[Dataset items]
•••••

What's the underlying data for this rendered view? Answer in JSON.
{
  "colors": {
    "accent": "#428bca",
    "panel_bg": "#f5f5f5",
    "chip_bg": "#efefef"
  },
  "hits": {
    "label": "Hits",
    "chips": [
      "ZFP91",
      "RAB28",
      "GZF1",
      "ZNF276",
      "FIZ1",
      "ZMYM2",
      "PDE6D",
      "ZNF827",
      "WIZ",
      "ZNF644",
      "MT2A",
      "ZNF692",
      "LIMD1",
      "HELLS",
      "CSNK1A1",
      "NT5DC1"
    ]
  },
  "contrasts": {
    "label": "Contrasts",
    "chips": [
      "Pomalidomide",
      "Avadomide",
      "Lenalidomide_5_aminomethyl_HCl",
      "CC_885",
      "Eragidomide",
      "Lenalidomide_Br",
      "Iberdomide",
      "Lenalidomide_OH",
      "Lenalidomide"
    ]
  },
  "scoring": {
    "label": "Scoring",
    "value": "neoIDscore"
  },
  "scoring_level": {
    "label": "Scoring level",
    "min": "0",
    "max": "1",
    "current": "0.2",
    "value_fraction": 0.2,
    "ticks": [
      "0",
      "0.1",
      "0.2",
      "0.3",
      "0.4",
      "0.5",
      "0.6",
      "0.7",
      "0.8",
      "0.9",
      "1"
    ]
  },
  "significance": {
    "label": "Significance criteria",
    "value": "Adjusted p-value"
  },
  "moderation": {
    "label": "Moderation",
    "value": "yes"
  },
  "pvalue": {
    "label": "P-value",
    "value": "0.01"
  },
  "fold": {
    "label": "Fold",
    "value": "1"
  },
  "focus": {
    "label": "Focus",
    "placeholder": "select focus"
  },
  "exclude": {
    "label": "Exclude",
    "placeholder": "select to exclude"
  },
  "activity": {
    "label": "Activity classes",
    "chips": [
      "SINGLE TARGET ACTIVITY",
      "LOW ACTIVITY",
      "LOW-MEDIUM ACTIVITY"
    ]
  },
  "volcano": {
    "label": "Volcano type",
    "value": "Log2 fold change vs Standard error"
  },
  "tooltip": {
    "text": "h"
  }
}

•••••

→ Task prompt
Take the listing above and set it down exactly.

→ Correct result
What's the underlying data for this rendered view? Answer in JSON.
{
  "colors": {
    "accent": "#428bca",
    "panel_bg": "#f5f5f5",
    "chip_bg": "#efefef"
  },
  "hits": {
    "label": "Hits",
    "chips": [
      "ZFP91",
      "RAB28",
      "GZF1",
      "ZNF276",
      "FIZ1",
      "ZMYM2",
      "PDE6D",
      "ZNF827",
      "WIZ",
      "ZNF644",
      "MT2A",
      "ZNF692",
      "LIMD1",
      "HELLS",
      "CSNK1A1",
      "NT5DC1"
    ]
  },
  "contrasts": {
    "label": "Contrasts",
    "chips": [
      "Pomalidomide",
      "Avadomide",
      "Lenalidomide_5_aminomethyl_HCl",
      "CC_885",
      "Eragidomide",
      "Lenalidomide_Br",
      "Iberdomide",
      "Lenalidomide_OH",
      "Lenalidomide"
    ]
  },
  "scoring": {
    "label": "Scoring",
    "value": "neoIDscore"
  },
  "scoring_level": {
    "label": "Scoring level",
    "min": "0",
    "max": "1",
    "current": "0.2",
    "value_fraction": 0.2,
    "ticks": [
      "0",
      "0.1",
      "0.2",
      "0.3",
      "0.4",
      "0.5",
      "0.6",
      "0.7",
      "0.8",
      "0.9",
      "1"
    ]
  },
  "significance": {
    "label": "Significance criteria",
    "value": "Adjusted p-value"
  },
  "moderation": {
    "label": "Moderation",
    "value": "yes"
  },
  "pvalue": {
    "label": "P-value",
    "value": "0.01"
  },
  "fold": {
    "label": "Fold",
    "value": "1"
  },
  "focus": {
    "label": "Focus",
    "placeholder": "select focus"
  },
  "exclude": {
    "label": "Exclude",
    "placeholder": "select to exclude"
  },
  "activity": {
    "label": "Activity classes",
    "chips": [
      "SINGLE TARGET ACTIVITY",
      "LOW ACTIVITY",
      "LOW-MEDIUM ACTIVITY"
    ]
  },
  "volcano": {
    "label": "Volcano type",
    "value": "Log2 fold change vs Standard error"
  },
  "tooltip": {
    "text": "h"
  }
}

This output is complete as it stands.